══ SUPPLIED TEXT ══

When using the DDP backend, there's a separate process running for every GPU. They don't have access to each other's data, but there are a few special operations (reduce, all_reduce, gather, all_gather) that make the processes synchronize. When you use such operations on a tensor, the processes will wait for each other to reach the same point and combine their values in some way, for example take the sum from every process.
In theory it's possible to gather all data from all processes and then calculate the metric in one process, but this is slow and prone to problems, so you want to minimize the data that you transfer. The easiest approach is to calculate the metric in pieces and then for example take the average. self.log()
calls will do this automatically when you use sync_dist=True
.
If you don't want to take the average over the GPU processes, it's also possible to update some state variables at each step, and after the epoch synchronize the state variables and calculate your metric from those values. The recommended way is to create a class that uses the Metrics API, which recently moved from PyTorch Lightning to the TorchMetrics project.

═══
══ MATERIAL PROVIDED ══

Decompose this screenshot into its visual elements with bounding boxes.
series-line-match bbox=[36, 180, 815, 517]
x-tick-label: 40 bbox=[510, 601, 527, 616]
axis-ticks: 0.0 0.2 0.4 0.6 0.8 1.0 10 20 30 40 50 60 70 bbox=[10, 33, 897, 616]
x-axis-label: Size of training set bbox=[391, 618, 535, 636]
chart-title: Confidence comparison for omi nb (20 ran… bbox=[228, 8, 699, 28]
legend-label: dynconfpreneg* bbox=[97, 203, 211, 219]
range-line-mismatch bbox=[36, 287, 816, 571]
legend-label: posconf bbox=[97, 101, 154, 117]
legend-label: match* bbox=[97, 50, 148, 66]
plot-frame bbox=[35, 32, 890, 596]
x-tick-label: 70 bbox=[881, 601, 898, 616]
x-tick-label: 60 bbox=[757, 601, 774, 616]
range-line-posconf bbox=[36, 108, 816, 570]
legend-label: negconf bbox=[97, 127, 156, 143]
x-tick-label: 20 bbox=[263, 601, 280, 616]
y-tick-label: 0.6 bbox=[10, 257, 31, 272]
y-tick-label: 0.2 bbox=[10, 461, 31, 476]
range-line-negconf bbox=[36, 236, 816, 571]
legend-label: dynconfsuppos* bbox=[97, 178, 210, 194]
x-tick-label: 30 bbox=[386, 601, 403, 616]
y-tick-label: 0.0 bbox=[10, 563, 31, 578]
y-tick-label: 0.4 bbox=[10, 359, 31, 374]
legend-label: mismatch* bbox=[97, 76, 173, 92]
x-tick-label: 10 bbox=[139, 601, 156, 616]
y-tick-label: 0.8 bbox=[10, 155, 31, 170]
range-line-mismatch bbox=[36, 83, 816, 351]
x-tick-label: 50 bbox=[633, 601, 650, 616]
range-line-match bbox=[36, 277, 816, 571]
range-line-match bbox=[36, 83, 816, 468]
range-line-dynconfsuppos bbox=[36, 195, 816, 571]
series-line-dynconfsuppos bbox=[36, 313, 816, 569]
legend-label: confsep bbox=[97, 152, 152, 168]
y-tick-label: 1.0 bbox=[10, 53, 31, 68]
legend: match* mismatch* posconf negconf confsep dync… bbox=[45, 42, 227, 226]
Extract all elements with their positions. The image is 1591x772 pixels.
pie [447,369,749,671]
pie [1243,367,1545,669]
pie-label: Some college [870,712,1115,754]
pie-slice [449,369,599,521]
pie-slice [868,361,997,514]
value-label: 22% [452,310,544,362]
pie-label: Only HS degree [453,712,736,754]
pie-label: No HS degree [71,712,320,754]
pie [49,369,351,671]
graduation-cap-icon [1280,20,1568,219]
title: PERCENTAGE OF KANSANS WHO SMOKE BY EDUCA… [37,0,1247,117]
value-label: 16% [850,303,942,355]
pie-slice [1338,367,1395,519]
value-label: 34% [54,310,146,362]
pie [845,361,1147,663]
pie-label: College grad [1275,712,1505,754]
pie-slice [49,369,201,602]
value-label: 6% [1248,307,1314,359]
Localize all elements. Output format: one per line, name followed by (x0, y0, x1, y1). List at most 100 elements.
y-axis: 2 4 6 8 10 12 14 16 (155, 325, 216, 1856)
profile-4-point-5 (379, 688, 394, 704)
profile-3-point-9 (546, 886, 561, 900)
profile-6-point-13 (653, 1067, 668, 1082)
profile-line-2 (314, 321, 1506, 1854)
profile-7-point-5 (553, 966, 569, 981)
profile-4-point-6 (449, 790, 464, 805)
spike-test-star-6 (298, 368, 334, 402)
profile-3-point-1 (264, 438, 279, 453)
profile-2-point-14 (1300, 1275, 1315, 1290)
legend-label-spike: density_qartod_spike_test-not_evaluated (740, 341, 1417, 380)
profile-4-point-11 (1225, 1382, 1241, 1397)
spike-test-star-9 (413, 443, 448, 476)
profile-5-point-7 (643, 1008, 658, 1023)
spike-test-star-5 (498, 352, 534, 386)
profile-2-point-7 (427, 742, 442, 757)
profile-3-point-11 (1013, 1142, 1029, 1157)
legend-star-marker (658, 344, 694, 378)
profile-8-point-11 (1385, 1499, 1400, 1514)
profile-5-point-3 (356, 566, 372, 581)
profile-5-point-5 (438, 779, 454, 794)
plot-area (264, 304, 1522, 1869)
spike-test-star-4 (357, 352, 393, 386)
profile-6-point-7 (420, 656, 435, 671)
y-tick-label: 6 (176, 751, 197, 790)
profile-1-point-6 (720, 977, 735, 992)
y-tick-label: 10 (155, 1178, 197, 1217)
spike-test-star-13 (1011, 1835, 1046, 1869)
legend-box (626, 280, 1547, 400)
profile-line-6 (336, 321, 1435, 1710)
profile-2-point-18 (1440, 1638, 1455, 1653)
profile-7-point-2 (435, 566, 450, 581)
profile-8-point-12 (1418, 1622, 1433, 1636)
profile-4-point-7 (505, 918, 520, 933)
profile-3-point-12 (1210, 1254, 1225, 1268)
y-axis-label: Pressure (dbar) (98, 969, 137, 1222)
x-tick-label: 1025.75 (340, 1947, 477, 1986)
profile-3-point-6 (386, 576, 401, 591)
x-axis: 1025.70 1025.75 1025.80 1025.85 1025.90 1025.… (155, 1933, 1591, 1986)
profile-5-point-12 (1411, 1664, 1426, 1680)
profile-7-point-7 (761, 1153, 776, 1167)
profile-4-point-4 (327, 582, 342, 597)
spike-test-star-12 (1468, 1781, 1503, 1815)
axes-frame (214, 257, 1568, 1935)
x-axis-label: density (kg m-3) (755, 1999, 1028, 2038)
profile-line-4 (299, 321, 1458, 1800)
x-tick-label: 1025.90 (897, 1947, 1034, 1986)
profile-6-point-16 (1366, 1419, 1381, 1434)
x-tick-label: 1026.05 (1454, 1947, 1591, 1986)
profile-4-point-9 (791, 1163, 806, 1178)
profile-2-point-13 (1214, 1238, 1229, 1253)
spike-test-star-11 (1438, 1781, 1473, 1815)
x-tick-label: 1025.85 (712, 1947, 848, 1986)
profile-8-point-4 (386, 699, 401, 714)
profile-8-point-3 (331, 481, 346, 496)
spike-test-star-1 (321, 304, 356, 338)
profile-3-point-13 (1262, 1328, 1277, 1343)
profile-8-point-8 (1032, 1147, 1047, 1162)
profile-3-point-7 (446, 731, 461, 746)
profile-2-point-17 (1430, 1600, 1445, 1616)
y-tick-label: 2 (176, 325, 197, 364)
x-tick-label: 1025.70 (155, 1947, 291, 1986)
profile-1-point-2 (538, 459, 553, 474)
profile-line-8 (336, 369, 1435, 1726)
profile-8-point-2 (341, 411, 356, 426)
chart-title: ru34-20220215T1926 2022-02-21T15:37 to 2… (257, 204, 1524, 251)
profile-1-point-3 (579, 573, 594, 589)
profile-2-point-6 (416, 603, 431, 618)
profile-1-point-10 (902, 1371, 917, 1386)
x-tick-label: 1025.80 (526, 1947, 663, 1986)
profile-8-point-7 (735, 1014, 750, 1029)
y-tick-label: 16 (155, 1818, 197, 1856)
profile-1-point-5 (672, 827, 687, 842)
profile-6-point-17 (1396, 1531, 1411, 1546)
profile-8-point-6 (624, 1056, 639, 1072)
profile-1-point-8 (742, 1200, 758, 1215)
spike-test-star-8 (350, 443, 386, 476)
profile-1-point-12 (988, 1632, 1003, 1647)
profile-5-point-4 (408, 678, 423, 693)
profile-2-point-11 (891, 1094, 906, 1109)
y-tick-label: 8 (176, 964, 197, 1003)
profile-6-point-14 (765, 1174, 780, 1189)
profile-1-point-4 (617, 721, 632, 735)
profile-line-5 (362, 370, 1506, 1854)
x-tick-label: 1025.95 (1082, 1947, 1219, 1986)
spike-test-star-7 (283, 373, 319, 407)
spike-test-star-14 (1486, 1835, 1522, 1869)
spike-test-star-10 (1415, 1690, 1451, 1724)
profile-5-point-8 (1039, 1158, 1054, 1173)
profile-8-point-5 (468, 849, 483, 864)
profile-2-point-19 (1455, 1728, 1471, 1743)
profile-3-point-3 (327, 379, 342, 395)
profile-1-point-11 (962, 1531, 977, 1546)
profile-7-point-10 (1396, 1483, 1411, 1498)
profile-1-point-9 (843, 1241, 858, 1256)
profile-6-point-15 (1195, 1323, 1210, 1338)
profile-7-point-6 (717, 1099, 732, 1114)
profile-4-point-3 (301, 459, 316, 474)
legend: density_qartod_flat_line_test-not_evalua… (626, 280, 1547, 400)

═══

**TO DO:**
1. Name every special operation that the passage on the DDP backend says makes the processes synchronize.
2. Write the next paragraph of the passage on the DDP backend, starting after its last sentence.

**EXPECTED RESPONSES:**
1. reduce, all_reduce, gather, all_gather

2.
If it's not enough to store a set of state variables, you can try to make your metric gather all data from all the processes. Derive your own metric from the Metric base class, overriding the update()
and compute()
methods. Use add_state("data", default=[], dist_reduce_fx="cat")
to create a list where you collect the data that you need for calculating the metric. dist_reduce_fx="cat"
will cause the data from different processes to be combined with torch.cat()
. Internally it uses torch.distributed.all_gather. The tricky part here is that it assumes that all processes create identically-sized tensors. If the sizes don't match, syncing will hang indefinitely.